(Collected data)
****************************************
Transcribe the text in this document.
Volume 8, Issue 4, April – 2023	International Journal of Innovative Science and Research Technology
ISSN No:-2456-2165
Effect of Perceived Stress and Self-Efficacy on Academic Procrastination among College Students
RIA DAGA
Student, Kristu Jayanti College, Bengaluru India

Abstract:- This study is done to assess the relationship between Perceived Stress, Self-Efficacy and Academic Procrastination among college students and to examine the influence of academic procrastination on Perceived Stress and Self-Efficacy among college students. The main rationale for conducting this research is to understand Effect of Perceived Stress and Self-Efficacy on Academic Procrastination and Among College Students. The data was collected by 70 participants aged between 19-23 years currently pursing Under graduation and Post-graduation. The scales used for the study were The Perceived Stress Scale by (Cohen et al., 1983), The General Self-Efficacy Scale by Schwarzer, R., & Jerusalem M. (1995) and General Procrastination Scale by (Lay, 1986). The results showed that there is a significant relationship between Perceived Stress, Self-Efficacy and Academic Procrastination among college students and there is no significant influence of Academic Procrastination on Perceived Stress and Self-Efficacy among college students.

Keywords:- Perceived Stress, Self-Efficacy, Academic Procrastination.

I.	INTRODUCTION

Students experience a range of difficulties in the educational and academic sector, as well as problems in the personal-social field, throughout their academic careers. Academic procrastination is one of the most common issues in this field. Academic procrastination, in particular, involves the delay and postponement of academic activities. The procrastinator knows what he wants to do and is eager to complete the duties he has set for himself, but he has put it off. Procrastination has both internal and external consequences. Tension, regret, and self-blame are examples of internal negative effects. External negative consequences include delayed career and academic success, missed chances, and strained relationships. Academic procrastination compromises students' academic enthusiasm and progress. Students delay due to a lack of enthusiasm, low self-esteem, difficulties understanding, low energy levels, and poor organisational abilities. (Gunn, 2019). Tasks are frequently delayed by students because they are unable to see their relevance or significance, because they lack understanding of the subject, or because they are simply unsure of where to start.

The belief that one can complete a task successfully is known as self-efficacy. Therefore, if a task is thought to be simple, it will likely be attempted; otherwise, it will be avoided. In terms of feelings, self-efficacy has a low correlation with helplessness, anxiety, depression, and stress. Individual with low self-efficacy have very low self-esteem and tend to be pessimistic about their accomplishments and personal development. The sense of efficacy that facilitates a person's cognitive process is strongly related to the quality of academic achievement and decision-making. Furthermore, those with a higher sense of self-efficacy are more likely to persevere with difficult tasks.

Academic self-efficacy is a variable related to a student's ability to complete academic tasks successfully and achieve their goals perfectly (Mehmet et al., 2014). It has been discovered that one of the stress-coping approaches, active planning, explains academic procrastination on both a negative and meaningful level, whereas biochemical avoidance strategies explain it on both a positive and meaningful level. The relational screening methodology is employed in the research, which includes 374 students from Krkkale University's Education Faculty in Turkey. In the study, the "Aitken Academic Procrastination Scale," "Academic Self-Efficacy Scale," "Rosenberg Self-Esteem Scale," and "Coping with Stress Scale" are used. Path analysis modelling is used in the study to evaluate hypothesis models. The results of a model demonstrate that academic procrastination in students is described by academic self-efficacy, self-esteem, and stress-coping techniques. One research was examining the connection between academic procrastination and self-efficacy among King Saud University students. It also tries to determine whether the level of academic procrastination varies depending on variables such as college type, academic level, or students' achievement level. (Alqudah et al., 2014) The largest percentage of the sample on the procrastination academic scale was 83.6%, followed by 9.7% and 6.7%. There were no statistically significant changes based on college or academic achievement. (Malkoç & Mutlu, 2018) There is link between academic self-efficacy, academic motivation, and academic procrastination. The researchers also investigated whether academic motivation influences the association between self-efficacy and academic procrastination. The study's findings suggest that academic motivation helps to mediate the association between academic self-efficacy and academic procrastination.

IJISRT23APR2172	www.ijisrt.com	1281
****************************************
## PROBLEM
Going through the lines above one by one, tally those with the word "Perceived" and give only the total.

## EXERCISE SOLUTION
3